WHAT TO PRODUCE:
Search the data below for the word "label" and copy each line that holds it.

────

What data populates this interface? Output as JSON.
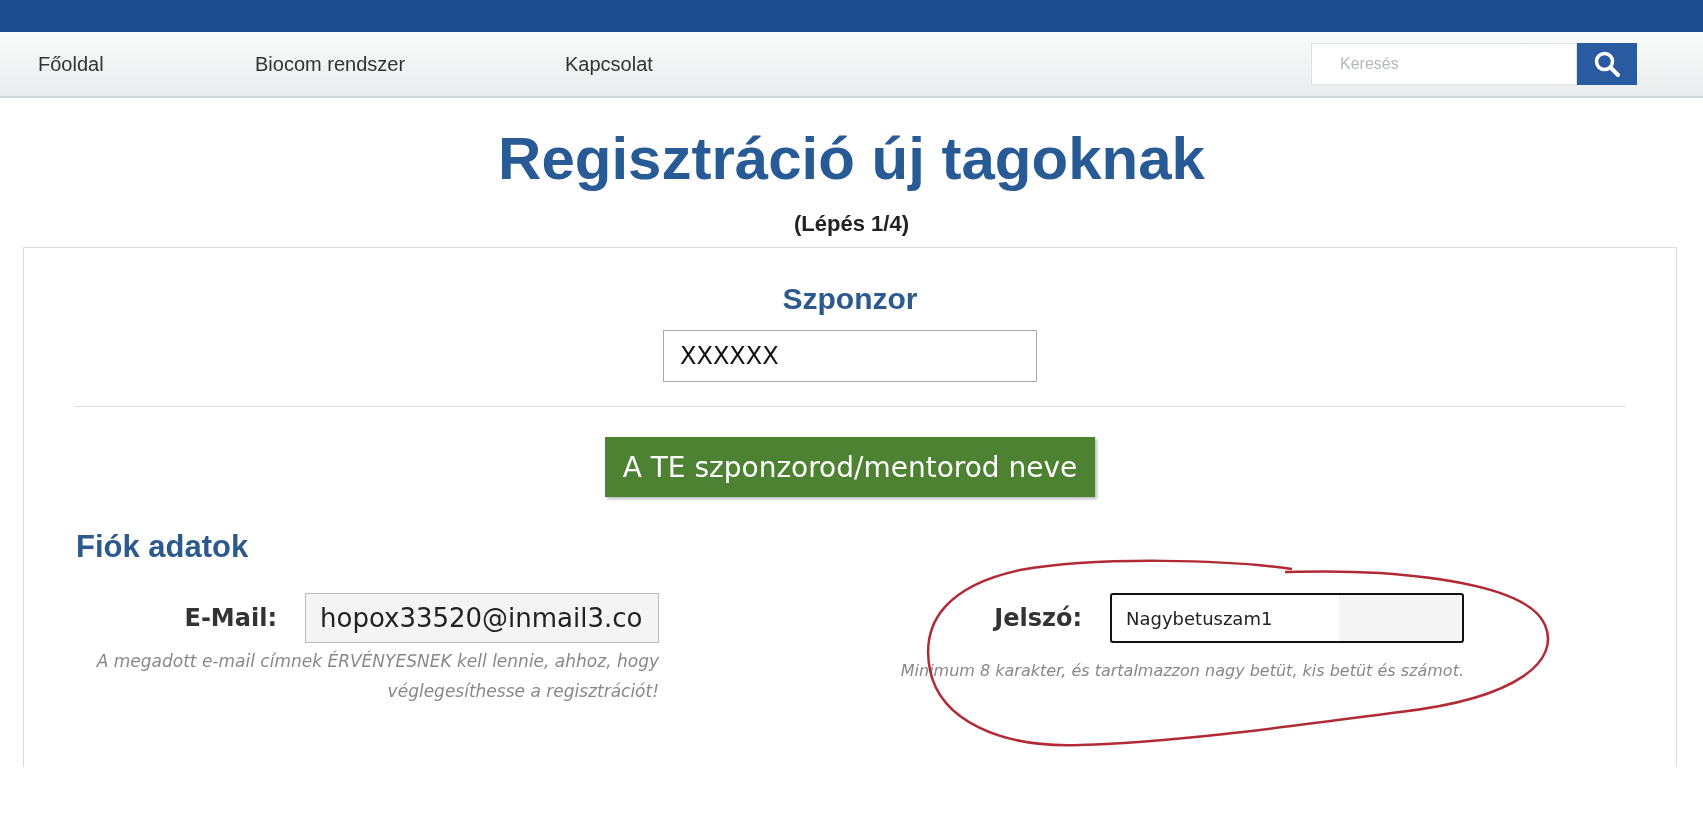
{
  "nav": {
    "items": [
      {
        "label": "Főoldal"
      },
      {
        "label": "Biocom rendszer"
      },
      {
        "label": "Kapcsolat"
      }
    ],
    "search": {
      "placeholder": "Keresés"
    }
  },
  "title": "Regisztráció új tagoknak",
  "step": "(Lépés 1/4)",
  "sponsor": {
    "heading": "Szponzor",
    "value": "XXXXXX",
    "button": "A TE szponzorod/mentorod neve"
  },
  "account": {
    "heading": "Fiók adatok",
    "fields": [
      {
        "label": "E-Mail:",
        "value": "hopox33520@inmail3.co",
        "hint": "A megadott e-mail címnek ÉRVÉNYESNEK kell lennie, ahhoz, hogy véglegesíthesse a regisztrációt!",
        "focused": false
      },
      {
        "label": "Jelszó:",
        "value": "Nagybetuszam1",
        "hint": "Minimum 8 karakter, és tartalmazzon nagy betüt, kis betüt és számot.",
        "focused": true
      }
    ]
  }
}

────

SOLUTION TO THIS TASK:
        "label": "Főoldal"
        "label": "Biocom rendszer"
        "label": "Kapcsolat"
        "label": "E-Mail:",
        "label": "Jelszó:",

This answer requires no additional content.